Data supplied:
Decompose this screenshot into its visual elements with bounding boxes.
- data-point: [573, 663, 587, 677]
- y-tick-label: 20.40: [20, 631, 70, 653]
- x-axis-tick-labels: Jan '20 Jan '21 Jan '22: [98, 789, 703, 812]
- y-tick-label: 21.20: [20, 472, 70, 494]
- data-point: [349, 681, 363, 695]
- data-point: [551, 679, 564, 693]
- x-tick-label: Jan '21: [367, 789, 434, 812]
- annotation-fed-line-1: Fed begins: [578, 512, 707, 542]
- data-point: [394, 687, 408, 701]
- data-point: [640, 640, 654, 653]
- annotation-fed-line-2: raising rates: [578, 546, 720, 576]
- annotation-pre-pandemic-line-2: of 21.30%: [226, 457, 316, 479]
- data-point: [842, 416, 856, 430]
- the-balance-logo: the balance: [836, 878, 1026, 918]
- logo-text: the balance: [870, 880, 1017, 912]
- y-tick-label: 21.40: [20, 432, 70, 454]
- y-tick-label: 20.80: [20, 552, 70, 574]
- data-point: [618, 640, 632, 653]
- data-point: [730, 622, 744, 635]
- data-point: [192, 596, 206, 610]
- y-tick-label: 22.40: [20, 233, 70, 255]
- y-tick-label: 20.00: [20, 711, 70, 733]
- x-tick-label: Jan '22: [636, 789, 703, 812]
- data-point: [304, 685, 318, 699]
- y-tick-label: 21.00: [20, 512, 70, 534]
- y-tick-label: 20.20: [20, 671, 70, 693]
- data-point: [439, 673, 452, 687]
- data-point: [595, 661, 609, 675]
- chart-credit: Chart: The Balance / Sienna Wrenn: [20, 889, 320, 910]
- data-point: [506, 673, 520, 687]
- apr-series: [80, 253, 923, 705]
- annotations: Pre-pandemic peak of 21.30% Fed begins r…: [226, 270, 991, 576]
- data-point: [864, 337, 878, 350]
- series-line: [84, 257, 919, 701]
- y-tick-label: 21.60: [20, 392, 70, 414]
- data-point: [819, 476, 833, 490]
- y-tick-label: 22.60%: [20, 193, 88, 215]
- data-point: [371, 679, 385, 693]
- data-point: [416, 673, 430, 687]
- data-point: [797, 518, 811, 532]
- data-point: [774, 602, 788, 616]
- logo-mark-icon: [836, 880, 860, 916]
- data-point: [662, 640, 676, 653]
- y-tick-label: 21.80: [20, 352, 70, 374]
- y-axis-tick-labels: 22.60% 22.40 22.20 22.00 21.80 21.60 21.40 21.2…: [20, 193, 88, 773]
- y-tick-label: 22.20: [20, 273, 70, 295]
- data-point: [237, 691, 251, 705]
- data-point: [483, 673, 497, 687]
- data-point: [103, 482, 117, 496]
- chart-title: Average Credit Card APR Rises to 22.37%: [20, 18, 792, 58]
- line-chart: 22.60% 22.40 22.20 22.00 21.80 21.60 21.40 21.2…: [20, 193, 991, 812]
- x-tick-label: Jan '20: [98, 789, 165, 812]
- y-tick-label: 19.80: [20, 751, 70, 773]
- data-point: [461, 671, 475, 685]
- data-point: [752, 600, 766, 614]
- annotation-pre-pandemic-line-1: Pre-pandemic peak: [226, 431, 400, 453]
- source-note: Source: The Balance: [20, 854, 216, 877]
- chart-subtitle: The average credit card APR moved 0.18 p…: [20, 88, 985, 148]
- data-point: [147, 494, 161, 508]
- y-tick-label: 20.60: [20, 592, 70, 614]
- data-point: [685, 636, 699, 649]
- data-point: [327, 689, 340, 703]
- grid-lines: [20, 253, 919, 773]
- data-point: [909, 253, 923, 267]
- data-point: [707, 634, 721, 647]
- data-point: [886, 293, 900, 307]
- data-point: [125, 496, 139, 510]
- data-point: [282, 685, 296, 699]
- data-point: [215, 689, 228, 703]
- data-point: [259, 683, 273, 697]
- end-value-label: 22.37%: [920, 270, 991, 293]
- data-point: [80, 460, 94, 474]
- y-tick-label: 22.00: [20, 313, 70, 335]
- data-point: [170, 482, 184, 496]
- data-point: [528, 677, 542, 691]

To be done: Can you copy out all the items above, line by line, keeping every character and the original order?

Response below:
Decompose this screenshot into its visual elements with bounding boxes.
- data-point: [573, 663, 587, 677]
- y-tick-label: 20.40: [20, 631, 70, 653]
- x-axis-tick-labels: Jan '20 Jan '21 Jan '22: [98, 789, 703, 812]
- y-tick-label: 21.20: [20, 472, 70, 494]
- data-point: [349, 681, 363, 695]
- data-point: [551, 679, 564, 693]
- x-tick-label: Jan '21: [367, 789, 434, 812]
- annotation-fed-line-1: Fed begins: [578, 512, 707, 542]
- data-point: [394, 687, 408, 701]
- data-point: [640, 640, 654, 653]
- annotation-fed-line-2: raising rates: [578, 546, 720, 576]
- annotation-pre-pandemic-line-2: of 21.30%: [226, 457, 316, 479]
- data-point: [842, 416, 856, 430]
- the-balance-logo: the balance: [836, 878, 1026, 918]
- logo-text: the balance: [870, 880, 1017, 912]
- y-tick-label: 21.40: [20, 432, 70, 454]
- y-tick-label: 20.80: [20, 552, 70, 574]
- data-point: [618, 640, 632, 653]
- data-point: [730, 622, 744, 635]
- data-point: [192, 596, 206, 610]
- y-tick-label: 22.40: [20, 233, 70, 255]
- y-tick-label: 20.00: [20, 711, 70, 733]
- x-tick-label: Jan '22: [636, 789, 703, 812]
- data-point: [304, 685, 318, 699]
- y-tick-label: 21.00: [20, 512, 70, 534]
- y-tick-label: 20.20: [20, 671, 70, 693]
- data-point: [439, 673, 452, 687]
- data-point: [595, 661, 609, 675]
- chart-credit: Chart: The Balance / Sienna Wrenn: [20, 889, 320, 910]
- data-point: [506, 673, 520, 687]
- apr-series: [80, 253, 923, 705]
- annotations: Pre-pandemic peak of 21.30% Fed begins r…: [226, 270, 991, 576]
- data-point: [864, 337, 878, 350]
- series-line: [84, 257, 919, 701]
- y-tick-label: 21.60: [20, 392, 70, 414]
- data-point: [819, 476, 833, 490]
- y-tick-label: 22.60%: [20, 193, 88, 215]
- data-point: [371, 679, 385, 693]
- data-point: [416, 673, 430, 687]
- data-point: [797, 518, 811, 532]
- data-point: [774, 602, 788, 616]
- logo-mark-icon: [836, 880, 860, 916]
- data-point: [662, 640, 676, 653]
- y-tick-label: 21.80: [20, 352, 70, 374]
- y-axis-tick-labels: 22.60% 22.40 22.20 22.00 21.80 21.60 21.40 21.2…: [20, 193, 88, 773]
- y-tick-label: 22.20: [20, 273, 70, 295]
- data-point: [237, 691, 251, 705]
- data-point: [483, 673, 497, 687]
- data-point: [103, 482, 117, 496]
- chart-title: Average Credit Card APR Rises to 22.37%: [20, 18, 792, 58]
- line-chart: 22.60% 22.40 22.20 22.00 21.80 21.60 21.40 21.2…: [20, 193, 991, 812]
- x-tick-label: Jan '20: [98, 789, 165, 812]
- y-tick-label: 19.80: [20, 751, 70, 773]
- data-point: [461, 671, 475, 685]
- data-point: [752, 600, 766, 614]
- annotation-pre-pandemic-line-1: Pre-pandemic peak: [226, 431, 400, 453]
- source-note: Source: The Balance: [20, 854, 216, 877]
- chart-subtitle: The average credit card APR moved 0.18 p…: [20, 88, 985, 148]
- data-point: [147, 494, 161, 508]
- y-tick-label: 20.60: [20, 592, 70, 614]
- data-point: [685, 636, 699, 649]
- data-point: [327, 689, 340, 703]
- grid-lines: [20, 253, 919, 773]
- data-point: [909, 253, 923, 267]
- data-point: [707, 634, 721, 647]
- data-point: [886, 293, 900, 307]
- data-point: [125, 496, 139, 510]
- data-point: [282, 685, 296, 699]
- data-point: [215, 689, 228, 703]
- data-point: [259, 683, 273, 697]
- end-value-label: 22.37%: [920, 270, 991, 293]
- data-point: [80, 460, 94, 474]
- y-tick-label: 22.00: [20, 313, 70, 335]
- data-point: [170, 482, 184, 496]
- data-point: [528, 677, 542, 691]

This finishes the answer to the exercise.